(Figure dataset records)
□ □ □ □ □
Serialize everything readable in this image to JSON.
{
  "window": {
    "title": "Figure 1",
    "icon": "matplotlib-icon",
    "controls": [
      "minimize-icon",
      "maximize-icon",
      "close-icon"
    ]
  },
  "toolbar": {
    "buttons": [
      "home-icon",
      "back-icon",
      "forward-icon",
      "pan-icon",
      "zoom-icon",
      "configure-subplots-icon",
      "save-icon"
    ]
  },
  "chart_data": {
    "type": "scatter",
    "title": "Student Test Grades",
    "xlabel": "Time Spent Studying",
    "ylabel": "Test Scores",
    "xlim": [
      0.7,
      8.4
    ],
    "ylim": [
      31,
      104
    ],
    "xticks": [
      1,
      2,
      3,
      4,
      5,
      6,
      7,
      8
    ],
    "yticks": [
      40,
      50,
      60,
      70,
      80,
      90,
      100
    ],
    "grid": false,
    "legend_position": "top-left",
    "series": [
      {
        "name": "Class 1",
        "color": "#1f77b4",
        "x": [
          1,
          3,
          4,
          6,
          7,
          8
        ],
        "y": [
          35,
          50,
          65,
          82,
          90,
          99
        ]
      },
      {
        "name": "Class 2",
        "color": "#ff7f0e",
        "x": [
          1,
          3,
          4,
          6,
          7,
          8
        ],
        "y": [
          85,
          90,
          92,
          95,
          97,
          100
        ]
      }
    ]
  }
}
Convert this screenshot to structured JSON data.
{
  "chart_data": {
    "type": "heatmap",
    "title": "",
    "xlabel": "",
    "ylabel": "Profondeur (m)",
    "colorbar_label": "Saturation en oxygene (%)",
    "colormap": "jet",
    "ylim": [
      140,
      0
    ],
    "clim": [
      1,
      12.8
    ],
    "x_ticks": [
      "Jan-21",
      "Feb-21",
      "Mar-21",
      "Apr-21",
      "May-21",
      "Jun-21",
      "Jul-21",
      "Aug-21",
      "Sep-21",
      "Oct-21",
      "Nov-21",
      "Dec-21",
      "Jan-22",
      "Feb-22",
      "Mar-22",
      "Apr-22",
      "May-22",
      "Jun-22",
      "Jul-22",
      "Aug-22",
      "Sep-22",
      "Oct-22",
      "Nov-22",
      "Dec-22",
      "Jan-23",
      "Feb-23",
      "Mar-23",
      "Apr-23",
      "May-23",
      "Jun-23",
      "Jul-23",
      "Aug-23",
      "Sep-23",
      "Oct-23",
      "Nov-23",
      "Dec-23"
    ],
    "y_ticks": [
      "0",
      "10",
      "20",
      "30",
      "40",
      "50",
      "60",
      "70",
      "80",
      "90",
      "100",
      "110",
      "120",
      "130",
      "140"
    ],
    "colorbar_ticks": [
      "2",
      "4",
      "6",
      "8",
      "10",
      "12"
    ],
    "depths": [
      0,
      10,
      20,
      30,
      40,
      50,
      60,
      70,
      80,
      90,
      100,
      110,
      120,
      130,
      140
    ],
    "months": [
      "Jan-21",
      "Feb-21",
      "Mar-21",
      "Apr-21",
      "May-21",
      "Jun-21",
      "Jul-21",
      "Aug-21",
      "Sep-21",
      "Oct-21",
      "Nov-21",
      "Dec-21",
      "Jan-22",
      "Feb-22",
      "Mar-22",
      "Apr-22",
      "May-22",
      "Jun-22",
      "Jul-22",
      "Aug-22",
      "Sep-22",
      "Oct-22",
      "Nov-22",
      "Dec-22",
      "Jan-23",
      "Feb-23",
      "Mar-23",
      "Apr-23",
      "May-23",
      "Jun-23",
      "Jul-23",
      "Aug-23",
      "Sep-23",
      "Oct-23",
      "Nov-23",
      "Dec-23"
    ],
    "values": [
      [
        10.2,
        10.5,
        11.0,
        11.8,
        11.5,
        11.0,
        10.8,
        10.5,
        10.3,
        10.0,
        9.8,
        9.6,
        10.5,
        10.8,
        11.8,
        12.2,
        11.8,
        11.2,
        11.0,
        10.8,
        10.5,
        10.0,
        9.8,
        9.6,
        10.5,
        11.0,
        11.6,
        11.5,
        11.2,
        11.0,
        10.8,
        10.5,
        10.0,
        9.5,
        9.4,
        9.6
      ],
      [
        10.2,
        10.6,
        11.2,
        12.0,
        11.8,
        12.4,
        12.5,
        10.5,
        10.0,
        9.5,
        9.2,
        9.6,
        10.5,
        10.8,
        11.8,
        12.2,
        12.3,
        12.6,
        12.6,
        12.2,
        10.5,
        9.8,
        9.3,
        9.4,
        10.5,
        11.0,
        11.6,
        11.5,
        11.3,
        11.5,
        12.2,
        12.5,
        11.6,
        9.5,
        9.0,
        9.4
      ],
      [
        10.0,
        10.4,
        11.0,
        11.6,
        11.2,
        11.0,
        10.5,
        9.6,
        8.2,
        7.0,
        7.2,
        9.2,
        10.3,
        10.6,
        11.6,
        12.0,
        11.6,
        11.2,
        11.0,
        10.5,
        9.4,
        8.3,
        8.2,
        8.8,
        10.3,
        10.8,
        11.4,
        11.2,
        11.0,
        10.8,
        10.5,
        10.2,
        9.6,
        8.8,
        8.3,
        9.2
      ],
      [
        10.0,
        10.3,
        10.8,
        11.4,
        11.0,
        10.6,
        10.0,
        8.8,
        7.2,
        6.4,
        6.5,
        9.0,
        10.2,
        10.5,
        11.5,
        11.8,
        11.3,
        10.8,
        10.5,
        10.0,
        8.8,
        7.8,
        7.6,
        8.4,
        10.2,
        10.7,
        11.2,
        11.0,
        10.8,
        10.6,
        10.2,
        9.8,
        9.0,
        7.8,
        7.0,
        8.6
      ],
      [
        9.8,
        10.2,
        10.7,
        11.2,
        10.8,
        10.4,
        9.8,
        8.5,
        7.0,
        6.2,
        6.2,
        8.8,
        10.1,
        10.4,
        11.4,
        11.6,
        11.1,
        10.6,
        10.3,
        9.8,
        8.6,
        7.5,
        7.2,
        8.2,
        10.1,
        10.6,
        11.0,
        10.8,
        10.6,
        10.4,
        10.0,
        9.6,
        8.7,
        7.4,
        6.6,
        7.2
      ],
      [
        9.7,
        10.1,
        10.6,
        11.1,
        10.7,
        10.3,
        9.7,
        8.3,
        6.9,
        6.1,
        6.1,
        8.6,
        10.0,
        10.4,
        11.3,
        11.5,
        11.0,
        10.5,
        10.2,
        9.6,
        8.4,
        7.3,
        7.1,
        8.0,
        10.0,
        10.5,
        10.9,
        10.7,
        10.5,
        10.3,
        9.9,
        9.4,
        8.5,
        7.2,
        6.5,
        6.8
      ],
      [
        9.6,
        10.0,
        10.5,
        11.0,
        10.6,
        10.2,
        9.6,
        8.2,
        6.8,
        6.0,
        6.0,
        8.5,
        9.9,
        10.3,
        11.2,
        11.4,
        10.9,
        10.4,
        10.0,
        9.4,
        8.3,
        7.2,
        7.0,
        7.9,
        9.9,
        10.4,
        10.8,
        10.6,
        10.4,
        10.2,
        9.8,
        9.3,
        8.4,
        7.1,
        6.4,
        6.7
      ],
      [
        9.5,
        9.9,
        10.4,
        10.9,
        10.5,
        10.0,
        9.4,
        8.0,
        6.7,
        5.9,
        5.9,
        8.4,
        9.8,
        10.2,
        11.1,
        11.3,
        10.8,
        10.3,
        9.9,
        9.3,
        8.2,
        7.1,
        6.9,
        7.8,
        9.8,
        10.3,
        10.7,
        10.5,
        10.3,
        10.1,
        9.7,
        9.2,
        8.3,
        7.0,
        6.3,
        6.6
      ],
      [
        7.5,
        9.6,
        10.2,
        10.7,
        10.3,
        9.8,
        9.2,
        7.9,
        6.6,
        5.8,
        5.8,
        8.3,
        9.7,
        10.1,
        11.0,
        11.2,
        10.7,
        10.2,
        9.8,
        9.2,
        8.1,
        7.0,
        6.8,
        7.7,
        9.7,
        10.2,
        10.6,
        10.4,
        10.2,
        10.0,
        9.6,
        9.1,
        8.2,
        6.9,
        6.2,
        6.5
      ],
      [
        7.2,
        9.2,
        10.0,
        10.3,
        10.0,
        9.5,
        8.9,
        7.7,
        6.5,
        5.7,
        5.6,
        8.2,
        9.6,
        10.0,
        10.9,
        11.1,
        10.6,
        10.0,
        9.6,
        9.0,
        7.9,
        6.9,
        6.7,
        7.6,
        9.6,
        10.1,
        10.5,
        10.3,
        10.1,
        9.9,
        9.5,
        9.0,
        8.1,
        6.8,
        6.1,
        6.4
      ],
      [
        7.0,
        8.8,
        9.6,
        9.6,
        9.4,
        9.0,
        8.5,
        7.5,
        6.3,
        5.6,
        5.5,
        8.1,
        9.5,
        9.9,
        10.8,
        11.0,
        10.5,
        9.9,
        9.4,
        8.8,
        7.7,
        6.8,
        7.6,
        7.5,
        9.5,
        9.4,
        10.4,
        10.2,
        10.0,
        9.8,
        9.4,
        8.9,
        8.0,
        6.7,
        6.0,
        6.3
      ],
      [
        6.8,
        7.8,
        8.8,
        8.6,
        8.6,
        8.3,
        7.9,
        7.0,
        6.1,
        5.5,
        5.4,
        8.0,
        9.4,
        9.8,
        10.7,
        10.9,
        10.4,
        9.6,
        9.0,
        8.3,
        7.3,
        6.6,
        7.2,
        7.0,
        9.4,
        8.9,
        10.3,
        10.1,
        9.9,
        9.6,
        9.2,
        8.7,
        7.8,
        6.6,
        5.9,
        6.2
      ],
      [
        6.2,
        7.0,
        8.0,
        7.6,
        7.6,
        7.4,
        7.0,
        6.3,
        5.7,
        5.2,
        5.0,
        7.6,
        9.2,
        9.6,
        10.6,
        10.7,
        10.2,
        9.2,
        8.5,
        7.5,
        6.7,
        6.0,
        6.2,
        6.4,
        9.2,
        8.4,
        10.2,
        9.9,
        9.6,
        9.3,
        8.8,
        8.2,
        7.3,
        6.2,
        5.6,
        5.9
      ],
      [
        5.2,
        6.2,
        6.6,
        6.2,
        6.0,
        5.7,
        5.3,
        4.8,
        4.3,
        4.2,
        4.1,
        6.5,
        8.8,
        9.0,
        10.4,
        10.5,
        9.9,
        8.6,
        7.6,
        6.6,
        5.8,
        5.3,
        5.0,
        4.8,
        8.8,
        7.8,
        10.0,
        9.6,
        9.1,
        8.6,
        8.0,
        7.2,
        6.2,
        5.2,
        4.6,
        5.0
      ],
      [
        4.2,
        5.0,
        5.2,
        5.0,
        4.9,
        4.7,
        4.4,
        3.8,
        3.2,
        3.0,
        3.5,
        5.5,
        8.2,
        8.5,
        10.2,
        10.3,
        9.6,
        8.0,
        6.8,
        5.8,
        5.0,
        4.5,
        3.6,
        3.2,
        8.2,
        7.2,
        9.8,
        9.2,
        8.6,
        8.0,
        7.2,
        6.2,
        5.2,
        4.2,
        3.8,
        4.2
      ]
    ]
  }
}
□ □ □ □ □
» WHAT IS NEEDED
Extract from the material all lines containing the string "icon".

» COMPLETE OUTPUT
    "icon": "matplotlib-icon",
      "minimize-icon",
      "maximize-icon",
      "close-icon"
      "home-icon",
      "back-icon",
      "forward-icon",
      "pan-icon",
      "zoom-icon",
      "configure-subplots-icon",
      "save-icon"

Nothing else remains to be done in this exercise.